* Start *

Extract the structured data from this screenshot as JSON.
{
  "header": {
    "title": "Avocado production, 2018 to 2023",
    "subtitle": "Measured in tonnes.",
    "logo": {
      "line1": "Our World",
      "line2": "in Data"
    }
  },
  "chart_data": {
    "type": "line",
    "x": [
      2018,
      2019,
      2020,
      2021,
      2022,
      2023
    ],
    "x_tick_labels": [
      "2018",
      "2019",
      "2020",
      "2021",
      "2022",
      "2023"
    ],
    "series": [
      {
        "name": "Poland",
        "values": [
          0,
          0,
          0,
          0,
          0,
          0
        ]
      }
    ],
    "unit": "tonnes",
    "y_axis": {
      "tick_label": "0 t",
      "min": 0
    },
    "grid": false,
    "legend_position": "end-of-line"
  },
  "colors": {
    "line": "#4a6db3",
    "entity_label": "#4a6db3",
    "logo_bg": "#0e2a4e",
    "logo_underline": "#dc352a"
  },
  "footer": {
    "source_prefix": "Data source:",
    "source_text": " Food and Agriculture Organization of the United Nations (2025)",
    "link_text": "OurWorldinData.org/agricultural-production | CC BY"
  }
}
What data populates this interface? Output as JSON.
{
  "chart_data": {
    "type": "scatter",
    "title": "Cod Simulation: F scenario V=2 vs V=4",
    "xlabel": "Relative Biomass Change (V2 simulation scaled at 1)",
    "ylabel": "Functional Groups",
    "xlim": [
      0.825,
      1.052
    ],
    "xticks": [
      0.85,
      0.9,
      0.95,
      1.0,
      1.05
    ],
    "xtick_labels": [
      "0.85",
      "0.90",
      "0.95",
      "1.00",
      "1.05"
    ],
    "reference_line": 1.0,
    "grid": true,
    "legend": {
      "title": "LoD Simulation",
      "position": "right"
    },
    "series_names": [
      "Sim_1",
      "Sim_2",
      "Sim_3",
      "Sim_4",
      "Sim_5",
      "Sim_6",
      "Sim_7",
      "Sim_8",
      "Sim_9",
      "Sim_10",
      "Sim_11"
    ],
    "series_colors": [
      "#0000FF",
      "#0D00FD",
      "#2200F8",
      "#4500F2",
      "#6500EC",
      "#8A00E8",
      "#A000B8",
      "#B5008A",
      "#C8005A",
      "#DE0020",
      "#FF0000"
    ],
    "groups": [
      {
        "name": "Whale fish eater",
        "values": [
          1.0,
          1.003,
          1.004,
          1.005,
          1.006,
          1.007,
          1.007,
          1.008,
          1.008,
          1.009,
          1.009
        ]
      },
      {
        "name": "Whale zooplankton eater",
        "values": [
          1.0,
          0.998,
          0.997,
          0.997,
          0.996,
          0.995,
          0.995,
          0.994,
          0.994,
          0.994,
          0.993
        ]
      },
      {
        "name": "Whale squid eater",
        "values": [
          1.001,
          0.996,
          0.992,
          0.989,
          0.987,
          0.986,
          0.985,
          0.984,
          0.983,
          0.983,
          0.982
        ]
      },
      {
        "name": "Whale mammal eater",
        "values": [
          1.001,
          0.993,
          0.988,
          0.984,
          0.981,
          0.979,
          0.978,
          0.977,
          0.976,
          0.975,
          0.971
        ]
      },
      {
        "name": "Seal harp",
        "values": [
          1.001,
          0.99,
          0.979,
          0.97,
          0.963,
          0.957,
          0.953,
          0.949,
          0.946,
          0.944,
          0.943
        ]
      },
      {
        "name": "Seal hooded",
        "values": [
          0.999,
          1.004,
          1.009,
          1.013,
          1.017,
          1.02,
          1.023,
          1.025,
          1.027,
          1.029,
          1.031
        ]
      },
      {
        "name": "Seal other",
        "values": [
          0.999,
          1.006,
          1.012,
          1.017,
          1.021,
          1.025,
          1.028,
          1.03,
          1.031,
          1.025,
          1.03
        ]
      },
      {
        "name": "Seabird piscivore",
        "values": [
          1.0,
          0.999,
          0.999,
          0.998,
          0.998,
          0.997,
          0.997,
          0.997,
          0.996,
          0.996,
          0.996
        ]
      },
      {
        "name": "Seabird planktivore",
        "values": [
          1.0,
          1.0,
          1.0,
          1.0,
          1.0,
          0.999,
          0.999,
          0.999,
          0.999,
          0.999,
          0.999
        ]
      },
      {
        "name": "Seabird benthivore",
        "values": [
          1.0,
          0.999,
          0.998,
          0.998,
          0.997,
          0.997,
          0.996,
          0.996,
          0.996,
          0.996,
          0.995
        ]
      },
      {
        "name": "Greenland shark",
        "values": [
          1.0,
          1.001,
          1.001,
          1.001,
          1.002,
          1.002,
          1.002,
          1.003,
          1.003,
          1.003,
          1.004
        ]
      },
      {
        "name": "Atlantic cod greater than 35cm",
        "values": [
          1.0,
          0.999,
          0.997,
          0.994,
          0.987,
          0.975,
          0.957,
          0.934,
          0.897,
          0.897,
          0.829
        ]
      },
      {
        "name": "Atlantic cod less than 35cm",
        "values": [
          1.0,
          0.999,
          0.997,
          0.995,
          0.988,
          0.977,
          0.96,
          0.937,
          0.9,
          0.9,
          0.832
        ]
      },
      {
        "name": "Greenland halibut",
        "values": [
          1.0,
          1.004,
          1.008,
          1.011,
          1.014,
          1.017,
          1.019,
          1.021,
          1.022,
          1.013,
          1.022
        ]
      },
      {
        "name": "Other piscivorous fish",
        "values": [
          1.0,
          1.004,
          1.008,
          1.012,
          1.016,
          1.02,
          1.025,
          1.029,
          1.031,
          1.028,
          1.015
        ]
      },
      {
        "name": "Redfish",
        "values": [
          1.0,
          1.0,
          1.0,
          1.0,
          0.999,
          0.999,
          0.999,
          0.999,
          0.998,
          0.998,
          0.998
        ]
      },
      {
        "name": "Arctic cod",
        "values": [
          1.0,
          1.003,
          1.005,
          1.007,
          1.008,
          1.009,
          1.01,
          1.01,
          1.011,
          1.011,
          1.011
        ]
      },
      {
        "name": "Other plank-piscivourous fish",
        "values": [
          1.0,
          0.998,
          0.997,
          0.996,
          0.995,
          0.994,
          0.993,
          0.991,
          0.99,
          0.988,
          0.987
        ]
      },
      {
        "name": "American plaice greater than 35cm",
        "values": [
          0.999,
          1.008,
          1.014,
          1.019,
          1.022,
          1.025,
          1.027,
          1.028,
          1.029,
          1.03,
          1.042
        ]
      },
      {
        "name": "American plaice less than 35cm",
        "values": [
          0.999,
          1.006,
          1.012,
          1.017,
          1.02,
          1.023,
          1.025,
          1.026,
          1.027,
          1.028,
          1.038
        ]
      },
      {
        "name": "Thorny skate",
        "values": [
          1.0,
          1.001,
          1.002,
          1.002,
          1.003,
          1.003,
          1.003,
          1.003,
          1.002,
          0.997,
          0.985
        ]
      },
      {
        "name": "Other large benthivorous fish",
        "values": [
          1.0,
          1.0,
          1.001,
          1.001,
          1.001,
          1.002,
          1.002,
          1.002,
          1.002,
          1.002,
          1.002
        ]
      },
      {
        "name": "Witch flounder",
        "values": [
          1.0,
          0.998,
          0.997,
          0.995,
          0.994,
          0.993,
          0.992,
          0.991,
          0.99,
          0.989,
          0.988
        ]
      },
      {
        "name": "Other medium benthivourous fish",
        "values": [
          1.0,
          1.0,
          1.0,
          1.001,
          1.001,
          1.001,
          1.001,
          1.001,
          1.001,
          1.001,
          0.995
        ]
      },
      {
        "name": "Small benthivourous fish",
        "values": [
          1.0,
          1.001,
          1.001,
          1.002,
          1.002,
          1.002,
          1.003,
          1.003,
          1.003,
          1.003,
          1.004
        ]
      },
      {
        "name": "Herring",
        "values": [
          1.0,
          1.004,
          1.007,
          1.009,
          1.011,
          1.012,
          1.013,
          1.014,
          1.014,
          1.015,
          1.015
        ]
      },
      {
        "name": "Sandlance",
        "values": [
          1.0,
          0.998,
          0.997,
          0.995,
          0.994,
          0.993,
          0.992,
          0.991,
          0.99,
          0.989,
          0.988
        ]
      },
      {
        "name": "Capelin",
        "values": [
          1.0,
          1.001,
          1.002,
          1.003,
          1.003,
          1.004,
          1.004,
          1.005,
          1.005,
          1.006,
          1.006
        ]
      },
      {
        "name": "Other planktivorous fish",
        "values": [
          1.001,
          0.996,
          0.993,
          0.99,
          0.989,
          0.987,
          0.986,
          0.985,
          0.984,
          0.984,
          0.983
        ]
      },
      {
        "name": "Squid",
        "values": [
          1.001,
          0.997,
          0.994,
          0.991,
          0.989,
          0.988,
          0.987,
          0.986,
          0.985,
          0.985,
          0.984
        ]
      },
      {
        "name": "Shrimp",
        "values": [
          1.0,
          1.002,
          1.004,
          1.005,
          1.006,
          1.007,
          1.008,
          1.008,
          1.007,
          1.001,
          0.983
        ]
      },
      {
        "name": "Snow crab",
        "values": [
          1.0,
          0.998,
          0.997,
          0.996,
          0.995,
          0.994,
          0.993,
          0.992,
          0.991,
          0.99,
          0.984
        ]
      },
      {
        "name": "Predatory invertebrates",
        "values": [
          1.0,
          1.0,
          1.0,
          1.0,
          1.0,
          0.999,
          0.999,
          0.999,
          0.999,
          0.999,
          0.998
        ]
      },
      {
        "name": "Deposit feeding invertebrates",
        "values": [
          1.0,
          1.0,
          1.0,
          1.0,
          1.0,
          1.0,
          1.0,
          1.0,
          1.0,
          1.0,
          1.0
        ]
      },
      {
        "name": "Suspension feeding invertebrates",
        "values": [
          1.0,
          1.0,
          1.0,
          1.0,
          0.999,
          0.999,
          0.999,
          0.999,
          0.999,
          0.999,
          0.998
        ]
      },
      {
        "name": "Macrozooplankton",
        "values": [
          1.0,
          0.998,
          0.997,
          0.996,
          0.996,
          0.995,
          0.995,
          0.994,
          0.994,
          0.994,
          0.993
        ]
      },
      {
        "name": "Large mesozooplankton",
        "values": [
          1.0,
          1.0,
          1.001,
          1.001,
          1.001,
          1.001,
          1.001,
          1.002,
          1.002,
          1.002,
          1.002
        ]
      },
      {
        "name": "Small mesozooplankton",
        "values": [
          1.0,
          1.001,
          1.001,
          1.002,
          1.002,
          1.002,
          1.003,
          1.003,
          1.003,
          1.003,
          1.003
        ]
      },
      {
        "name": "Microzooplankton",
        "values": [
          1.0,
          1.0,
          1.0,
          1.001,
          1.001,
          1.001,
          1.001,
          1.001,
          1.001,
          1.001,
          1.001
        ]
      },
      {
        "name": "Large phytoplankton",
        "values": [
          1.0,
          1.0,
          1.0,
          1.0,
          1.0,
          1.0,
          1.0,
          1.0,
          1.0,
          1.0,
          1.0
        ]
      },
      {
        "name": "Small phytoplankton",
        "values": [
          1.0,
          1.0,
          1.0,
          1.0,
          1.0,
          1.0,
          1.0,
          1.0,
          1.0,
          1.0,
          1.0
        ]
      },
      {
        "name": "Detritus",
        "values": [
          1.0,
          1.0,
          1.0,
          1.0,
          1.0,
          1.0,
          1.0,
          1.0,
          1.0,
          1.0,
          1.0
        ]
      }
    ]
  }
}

* End *

Identify the lines in the entries that hold "Small" and return each one.

* Reply to the exercise
        "name": "Small benthivourous fish",
        "name": "Small mesozooplankton",
        "name": "Small phytoplankton",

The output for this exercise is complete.